Quote the passage on discovery costs word for word, from "The reason that" through "for it would.".

- SELECTED TEXT -
>> BEGIN

As U.S. Magistrate Judge John Facciola noted more than 10 years ago in McPeek v. Ashcroft, 202 F.R.D. 31, 33-34 (D.C 2001):

American lawyers engaged in discovery have never been accused of asking for too little. To the contrary, like the Rolling Stones, they hope if they ask for what they want, they will get what they need. They hardly need any more encouragement to demand as much as they can from their opponent.

The reason that lawyers do not self-regulate their discovery requests is self-evident: They can consume this free good without restraint. Under the American Rule, requesting parties have little financial incentive to narrow their requests or only seek information they expect to actually help them, because the cost of finding and producing the information falls on their opponent. And, while there are other incentives to curb wanton discovery abuse — such as professionalism, courtesy, reputation, discovery sanctions, FRCP 26(g), and proportionality — these measures only restrain the grossest of actions (and, often, only with Court intervention) and do not focus a requesting party or its counsel's mind on the marginal costs and benefits of a request quite like paying for it would.

The basis for the American Rule is well-known and perhaps most succinctly discussed by Judge Shira Scheindlin in Zubulake I:

Courts must remember that cost-shifting may effectively end discovery, especially when private parties are engaged in litigation with large corporations. As large companies increasingly move to entirely paper-free environments, the frequent use of cost-shifting will have the effect of crippling discovery in discrimination and retaliation cases. This will both undermine the 'strong public policy favoring resolving disputes on their merits,' and may ultimately deter the filing of potentially meritorious claims (Zubulake v. UBS Warburg, 217 FRD 309, 317-318, quoting Pecarsky v. Galaxiworld.com Limited, 249 F.3d 167, 172 (2d Cir. 2001)).

>> END

- MATERIAL SUPPLIED -
>> BEGIN

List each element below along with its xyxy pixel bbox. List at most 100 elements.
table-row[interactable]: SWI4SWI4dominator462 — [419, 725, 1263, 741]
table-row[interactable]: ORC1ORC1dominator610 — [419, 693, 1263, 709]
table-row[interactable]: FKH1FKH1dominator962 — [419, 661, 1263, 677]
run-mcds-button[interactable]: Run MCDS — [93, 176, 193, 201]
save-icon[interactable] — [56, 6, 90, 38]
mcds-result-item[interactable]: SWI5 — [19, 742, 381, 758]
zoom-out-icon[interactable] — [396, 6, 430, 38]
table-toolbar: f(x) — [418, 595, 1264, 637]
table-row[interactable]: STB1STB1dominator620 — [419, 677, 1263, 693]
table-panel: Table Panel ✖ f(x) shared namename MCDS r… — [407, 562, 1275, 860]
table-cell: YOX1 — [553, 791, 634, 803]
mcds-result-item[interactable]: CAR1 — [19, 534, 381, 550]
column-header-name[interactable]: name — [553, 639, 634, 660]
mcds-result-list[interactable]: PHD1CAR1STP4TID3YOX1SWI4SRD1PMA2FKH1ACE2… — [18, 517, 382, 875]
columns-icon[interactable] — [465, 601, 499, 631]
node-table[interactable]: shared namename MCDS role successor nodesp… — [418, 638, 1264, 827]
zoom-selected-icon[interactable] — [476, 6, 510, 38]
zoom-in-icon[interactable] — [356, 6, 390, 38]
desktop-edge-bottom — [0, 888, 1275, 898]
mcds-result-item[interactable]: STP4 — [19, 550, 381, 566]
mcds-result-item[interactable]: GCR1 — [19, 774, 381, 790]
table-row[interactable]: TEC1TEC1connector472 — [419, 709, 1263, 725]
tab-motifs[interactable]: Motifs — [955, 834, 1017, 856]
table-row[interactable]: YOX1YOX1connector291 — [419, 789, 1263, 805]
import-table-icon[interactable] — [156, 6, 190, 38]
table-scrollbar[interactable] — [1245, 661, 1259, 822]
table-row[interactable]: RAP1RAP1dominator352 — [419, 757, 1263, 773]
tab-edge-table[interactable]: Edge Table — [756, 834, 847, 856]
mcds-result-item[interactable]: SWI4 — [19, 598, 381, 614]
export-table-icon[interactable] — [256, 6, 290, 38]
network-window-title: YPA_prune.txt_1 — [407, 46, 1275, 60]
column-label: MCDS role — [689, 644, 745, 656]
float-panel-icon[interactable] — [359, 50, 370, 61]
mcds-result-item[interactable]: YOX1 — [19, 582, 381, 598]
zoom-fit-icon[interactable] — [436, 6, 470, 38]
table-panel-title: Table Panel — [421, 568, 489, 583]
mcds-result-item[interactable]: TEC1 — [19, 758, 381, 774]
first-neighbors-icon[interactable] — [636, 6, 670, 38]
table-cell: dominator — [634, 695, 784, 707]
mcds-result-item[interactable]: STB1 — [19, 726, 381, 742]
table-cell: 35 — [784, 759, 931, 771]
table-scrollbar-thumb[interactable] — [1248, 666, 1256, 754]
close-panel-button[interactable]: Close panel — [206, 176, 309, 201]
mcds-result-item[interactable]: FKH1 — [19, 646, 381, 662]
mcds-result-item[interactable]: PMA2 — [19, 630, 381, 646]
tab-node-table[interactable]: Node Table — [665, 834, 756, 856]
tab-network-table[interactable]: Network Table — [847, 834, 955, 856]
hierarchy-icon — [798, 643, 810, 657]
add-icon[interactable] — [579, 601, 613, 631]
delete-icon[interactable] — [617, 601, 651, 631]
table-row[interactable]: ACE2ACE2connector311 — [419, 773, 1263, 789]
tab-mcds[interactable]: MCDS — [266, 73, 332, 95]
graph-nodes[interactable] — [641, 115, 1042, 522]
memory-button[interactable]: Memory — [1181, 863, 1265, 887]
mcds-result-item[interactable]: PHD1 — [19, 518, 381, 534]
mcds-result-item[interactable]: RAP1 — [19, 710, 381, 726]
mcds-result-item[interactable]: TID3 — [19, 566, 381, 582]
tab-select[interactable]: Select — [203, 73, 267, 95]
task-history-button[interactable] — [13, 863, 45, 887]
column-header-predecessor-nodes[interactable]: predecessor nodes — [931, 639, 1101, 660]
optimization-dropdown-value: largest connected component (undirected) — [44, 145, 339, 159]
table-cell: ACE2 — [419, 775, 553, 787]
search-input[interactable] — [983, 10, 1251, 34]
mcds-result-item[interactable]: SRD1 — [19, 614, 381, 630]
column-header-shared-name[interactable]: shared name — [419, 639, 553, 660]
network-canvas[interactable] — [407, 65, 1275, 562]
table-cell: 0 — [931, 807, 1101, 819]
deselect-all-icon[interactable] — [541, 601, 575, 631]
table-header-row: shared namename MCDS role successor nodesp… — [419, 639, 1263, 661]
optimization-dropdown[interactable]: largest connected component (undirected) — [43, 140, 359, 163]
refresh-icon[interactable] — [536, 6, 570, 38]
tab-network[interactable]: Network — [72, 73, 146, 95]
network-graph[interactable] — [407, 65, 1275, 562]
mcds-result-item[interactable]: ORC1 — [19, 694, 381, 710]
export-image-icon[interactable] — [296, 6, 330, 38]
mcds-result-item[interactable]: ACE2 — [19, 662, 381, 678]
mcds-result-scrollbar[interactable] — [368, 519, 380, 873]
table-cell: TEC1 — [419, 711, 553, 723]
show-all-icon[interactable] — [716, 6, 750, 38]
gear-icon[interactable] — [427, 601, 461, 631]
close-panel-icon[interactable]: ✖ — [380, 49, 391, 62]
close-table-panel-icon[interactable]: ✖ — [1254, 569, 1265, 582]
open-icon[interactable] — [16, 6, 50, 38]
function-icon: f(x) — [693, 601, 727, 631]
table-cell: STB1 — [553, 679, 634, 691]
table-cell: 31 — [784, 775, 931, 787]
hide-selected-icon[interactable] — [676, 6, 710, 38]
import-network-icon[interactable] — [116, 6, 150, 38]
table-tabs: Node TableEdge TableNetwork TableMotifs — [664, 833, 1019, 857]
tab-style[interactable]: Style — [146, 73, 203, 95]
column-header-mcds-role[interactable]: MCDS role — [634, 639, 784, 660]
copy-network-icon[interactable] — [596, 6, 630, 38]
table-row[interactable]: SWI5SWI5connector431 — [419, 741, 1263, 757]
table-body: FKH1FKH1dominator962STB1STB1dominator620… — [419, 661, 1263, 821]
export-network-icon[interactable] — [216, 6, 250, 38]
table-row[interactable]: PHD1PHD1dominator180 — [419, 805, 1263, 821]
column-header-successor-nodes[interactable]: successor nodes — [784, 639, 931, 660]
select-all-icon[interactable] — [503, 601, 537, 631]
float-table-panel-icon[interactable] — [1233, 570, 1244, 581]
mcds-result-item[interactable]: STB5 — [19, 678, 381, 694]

>> END

- FINISHED EXERCISE -
The reason that lawyers do not self-regulate their discovery requests is self-evident: They can consume this free good without restraint. Under the American Rule, requesting parties have little financial incentive to narrow their requests or only seek information they expect to actually help them, because the cost of finding and producing the information falls on their opponent. And, while there are other incentives to curb wanton discovery abuse — such as professionalism, courtesy, reputation, discovery sanctions, FRCP 26(g), and proportionality — these measures only restrain the grossest of actions (and, often, only with Court intervention) and do not focus a requesting party or its counsel's mind on the marginal costs and benefits of a request quite like paying for it would.